■ **Data excerpts**
————
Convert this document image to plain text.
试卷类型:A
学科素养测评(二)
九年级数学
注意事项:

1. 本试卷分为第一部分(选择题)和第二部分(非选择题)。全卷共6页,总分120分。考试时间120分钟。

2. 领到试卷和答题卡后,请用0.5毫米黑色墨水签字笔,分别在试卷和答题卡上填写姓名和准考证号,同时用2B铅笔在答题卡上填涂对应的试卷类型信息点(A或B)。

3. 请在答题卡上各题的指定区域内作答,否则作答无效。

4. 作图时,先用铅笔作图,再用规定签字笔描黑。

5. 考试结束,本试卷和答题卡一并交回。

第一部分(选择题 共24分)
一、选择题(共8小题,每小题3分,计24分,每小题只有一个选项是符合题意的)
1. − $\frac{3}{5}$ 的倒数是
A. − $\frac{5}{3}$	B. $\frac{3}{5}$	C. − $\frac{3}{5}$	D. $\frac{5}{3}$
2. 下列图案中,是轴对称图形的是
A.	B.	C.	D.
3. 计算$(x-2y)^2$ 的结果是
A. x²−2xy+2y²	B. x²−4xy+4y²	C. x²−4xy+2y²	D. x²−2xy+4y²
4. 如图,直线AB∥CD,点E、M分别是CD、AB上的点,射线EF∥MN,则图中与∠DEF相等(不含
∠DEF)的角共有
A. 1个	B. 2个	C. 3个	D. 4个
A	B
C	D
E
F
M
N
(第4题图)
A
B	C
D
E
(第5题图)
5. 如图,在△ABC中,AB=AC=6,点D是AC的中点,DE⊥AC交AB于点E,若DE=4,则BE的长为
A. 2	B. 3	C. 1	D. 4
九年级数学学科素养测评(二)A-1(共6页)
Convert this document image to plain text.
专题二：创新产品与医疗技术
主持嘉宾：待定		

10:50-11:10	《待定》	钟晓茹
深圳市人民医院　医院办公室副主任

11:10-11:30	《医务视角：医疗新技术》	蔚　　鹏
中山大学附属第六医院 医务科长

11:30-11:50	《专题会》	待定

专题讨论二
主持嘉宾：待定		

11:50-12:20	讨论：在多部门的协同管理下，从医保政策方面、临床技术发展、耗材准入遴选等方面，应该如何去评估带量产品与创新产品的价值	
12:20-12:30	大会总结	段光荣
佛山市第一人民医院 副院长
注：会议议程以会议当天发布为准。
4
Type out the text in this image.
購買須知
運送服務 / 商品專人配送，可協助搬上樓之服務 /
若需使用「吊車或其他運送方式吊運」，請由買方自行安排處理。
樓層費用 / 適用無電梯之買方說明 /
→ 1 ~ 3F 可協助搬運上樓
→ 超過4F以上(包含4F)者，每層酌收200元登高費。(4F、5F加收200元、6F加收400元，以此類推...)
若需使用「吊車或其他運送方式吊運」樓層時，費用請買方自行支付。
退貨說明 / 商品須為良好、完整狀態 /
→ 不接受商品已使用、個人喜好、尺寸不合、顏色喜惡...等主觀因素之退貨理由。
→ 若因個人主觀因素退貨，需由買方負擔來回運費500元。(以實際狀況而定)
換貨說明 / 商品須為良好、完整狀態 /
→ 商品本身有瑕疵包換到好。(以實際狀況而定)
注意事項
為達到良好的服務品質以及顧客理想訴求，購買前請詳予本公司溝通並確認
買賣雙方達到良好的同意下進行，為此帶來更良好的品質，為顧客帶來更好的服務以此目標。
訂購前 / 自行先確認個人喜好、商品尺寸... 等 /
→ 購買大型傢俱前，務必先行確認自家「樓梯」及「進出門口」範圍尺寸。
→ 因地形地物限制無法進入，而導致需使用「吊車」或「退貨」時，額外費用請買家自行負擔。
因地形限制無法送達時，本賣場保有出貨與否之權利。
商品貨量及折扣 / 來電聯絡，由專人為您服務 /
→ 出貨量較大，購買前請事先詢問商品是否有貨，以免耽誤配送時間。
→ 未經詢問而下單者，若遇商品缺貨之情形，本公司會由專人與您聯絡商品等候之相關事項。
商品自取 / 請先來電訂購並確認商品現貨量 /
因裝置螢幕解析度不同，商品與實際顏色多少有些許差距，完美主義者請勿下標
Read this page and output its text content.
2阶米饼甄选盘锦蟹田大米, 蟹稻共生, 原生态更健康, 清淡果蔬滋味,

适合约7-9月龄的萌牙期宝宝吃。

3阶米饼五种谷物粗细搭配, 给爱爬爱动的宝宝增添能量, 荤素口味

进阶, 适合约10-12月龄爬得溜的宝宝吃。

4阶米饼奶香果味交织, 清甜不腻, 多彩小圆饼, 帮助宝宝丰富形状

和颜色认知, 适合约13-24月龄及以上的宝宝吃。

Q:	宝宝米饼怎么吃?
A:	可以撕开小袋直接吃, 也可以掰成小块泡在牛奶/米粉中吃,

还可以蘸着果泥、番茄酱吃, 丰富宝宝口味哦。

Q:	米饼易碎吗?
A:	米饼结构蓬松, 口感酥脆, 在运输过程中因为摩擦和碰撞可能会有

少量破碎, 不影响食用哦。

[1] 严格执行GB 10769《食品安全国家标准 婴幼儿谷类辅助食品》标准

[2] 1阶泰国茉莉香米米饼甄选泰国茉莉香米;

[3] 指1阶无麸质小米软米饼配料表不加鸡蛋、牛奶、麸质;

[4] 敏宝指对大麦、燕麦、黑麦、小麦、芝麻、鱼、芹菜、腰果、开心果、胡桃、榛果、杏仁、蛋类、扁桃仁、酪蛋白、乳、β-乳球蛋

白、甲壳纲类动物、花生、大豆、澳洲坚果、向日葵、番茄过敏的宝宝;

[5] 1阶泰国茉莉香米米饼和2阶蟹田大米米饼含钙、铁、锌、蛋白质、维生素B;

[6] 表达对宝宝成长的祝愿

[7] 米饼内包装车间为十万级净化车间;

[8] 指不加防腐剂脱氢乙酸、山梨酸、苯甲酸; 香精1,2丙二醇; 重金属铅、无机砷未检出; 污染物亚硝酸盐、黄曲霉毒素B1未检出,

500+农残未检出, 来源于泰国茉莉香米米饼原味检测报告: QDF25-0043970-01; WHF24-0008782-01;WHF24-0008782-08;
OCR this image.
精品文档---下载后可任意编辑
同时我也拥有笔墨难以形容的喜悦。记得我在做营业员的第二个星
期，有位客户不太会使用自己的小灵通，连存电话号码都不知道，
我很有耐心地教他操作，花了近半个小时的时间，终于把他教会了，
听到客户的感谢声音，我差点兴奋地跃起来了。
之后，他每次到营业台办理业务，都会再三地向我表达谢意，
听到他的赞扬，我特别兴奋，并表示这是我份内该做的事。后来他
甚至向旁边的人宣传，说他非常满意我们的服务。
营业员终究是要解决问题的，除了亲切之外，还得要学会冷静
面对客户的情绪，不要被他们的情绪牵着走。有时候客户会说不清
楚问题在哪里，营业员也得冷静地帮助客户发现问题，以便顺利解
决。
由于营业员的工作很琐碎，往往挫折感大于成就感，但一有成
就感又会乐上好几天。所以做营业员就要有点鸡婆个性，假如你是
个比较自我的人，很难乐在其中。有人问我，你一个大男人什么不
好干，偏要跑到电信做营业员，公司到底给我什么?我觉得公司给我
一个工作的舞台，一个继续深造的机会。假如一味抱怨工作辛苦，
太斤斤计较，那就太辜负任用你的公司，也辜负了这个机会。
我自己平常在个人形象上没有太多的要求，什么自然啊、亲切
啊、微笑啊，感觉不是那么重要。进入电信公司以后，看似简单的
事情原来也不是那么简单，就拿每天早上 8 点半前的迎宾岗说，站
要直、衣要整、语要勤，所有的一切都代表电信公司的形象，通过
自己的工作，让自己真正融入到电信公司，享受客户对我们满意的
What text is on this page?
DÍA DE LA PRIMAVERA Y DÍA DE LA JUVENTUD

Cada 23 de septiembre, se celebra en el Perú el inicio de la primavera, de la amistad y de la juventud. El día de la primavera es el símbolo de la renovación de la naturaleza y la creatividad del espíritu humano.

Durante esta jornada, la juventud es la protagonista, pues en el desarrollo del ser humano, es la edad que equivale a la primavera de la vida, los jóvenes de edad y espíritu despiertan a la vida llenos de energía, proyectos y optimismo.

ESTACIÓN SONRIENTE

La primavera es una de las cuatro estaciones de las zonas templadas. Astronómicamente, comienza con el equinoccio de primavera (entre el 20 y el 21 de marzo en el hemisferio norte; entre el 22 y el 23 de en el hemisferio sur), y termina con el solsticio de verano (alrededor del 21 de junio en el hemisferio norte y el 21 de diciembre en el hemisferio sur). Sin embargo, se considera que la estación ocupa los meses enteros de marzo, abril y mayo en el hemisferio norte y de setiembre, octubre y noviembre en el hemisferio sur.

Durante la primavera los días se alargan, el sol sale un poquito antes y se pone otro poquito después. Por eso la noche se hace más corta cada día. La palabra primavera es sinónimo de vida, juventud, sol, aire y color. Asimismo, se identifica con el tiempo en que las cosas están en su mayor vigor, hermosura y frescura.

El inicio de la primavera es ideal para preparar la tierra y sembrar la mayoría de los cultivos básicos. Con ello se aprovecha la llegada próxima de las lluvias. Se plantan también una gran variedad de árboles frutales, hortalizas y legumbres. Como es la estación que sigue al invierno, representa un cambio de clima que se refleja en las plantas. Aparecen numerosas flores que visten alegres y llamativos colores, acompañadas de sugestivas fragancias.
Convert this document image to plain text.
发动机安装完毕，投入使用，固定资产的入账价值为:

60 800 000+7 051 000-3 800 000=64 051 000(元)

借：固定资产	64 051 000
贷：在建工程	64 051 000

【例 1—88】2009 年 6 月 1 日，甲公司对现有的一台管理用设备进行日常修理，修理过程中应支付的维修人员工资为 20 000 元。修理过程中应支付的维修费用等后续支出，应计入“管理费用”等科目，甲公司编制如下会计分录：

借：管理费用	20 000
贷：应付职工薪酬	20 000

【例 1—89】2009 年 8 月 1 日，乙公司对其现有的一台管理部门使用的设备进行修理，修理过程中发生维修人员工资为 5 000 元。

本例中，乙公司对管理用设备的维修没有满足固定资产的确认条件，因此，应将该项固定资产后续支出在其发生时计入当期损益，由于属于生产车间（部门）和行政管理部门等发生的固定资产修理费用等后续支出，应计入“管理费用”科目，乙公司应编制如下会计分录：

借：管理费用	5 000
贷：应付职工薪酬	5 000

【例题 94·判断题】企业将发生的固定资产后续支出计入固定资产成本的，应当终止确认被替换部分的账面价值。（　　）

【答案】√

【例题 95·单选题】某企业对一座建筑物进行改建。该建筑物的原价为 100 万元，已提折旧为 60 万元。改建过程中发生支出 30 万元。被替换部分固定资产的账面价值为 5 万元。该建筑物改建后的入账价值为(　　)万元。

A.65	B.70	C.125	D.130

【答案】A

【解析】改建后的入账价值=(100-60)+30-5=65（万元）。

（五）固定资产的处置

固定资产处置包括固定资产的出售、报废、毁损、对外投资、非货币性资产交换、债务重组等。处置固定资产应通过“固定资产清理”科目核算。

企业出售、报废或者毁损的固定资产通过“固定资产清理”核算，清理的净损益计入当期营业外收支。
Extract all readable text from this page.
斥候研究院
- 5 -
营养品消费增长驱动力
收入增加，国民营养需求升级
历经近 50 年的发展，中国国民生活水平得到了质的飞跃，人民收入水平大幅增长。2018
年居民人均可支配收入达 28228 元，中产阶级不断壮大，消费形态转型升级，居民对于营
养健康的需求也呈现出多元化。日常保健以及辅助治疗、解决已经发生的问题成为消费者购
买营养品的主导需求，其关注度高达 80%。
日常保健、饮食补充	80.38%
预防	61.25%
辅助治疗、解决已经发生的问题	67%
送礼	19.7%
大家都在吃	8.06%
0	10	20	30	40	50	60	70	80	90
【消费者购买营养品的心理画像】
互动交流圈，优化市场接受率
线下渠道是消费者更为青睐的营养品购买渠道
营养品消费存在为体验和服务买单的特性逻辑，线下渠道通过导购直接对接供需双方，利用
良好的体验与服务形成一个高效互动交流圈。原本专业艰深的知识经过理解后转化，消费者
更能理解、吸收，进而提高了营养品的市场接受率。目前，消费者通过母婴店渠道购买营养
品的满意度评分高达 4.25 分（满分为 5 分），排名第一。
————
■ **Set task**
Extract every line above containing the word "管理费用".

■ **Solution**
【例 1—88】2009 年 6 月 1 日，甲公司对现有的一台管理用设备进行日常修理，修理过程中应支付的维修人员工资为 20 000 元。修理过程中应支付的维修费用等后续支出，应计入“管理费用”等科目，甲公司编制如下会计分录：
借：管理费用	20 000
本例中，乙公司对管理用设备的维修没有满足固定资产的确认条件，因此，应将该项固定资产后续支出在其发生时计入当期损益，由于属于生产车间（部门）和行政管理部门等发生的固定资产修理费用等后续支出，应计入“管理费用”科目，乙公司应编制如下会计分录：
借：管理费用	5 000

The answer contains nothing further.